GOAL:
Reproduce every line of the material below, but drop the pictures.

ENTRIES SHOWN:
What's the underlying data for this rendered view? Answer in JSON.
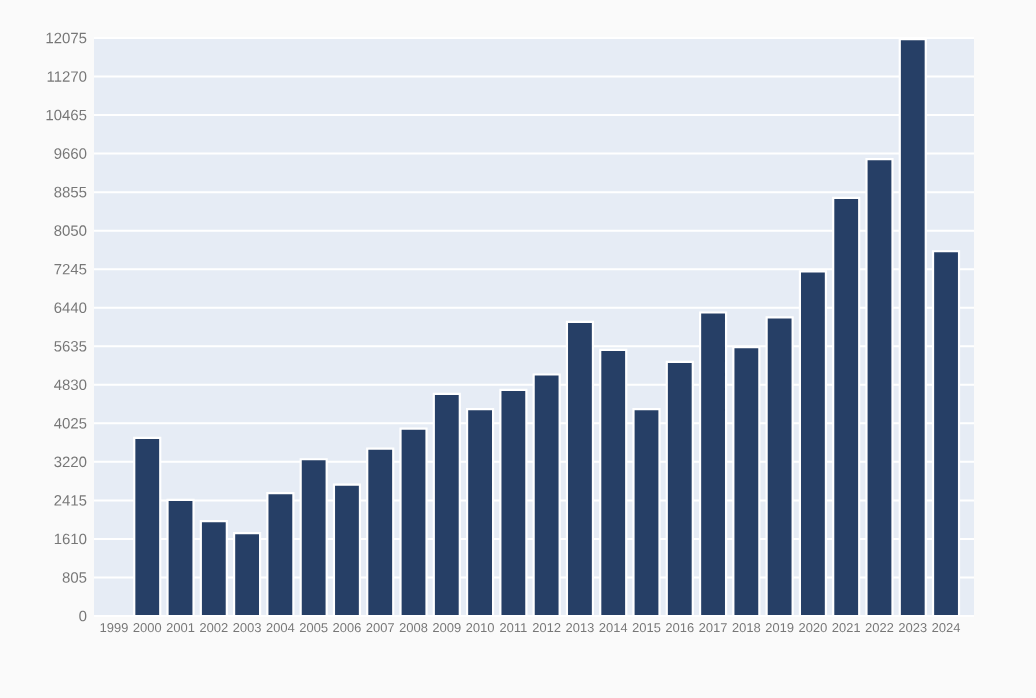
{
  "chart_data": {
    "type": "bar",
    "categories": [
      "1999",
      "2000",
      "2001",
      "2002",
      "2003",
      "2004",
      "2005",
      "2006",
      "2007",
      "2008",
      "2009",
      "2010",
      "2011",
      "2012",
      "2013",
      "2014",
      "2015",
      "2016",
      "2017",
      "2018",
      "2019",
      "2020",
      "2021",
      "2022",
      "2023",
      "2024"
    ],
    "values": [
      null,
      3720,
      2425,
      1980,
      1730,
      2565,
      3275,
      2745,
      3495,
      3915,
      4640,
      4320,
      4725,
      5045,
      6145,
      5560,
      4320,
      5310,
      6340,
      5615,
      6240,
      7200,
      8735,
      9545,
      12050,
      7620
    ],
    "color": "#263f66",
    "ylim": [
      0,
      12075
    ],
    "yticks": [
      0,
      805,
      1610,
      2415,
      3220,
      4025,
      4830,
      5635,
      6440,
      7245,
      8050,
      8855,
      9660,
      10465,
      11270,
      12075
    ],
    "grid": "y"
  }
}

WRITTEN SOLUTION:
What's the underlying data for this rendered view? Answer in JSON.
{
  "chart_data": {
    "type": "bar",
    "categories": [
      "1999",
      "2000",
      "2001",
      "2002",
      "2003",
      "2004",
      "2005",
      "2006",
      "2007",
      "2008",
      "2009",
      "2010",
      "2011",
      "2012",
      "2013",
      "2014",
      "2015",
      "2016",
      "2017",
      "2018",
      "2019",
      "2020",
      "2021",
      "2022",
      "2023",
      "2024"
    ],
    "values": [
      null,
      3720,
      2425,
      1980,
      1730,
      2565,
      3275,
      2745,
      3495,
      3915,
      4640,
      4320,
      4725,
      5045,
      6145,
      5560,
      4320,
      5310,
      6340,
      5615,
      6240,
      7200,
      8735,
      9545,
      12050,
      7620
    ],
    "color": "#263f66",
    "ylim": [
      0,
      12075
    ],
    "yticks": [
      0,
      805,
      1610,
      2415,
      3220,
      4025,
      4830,
      5635,
      6440,
      7245,
      8050,
      8855,
      9660,
      10465,
      11270,
      12075
    ],
    "grid": "y"
  }
}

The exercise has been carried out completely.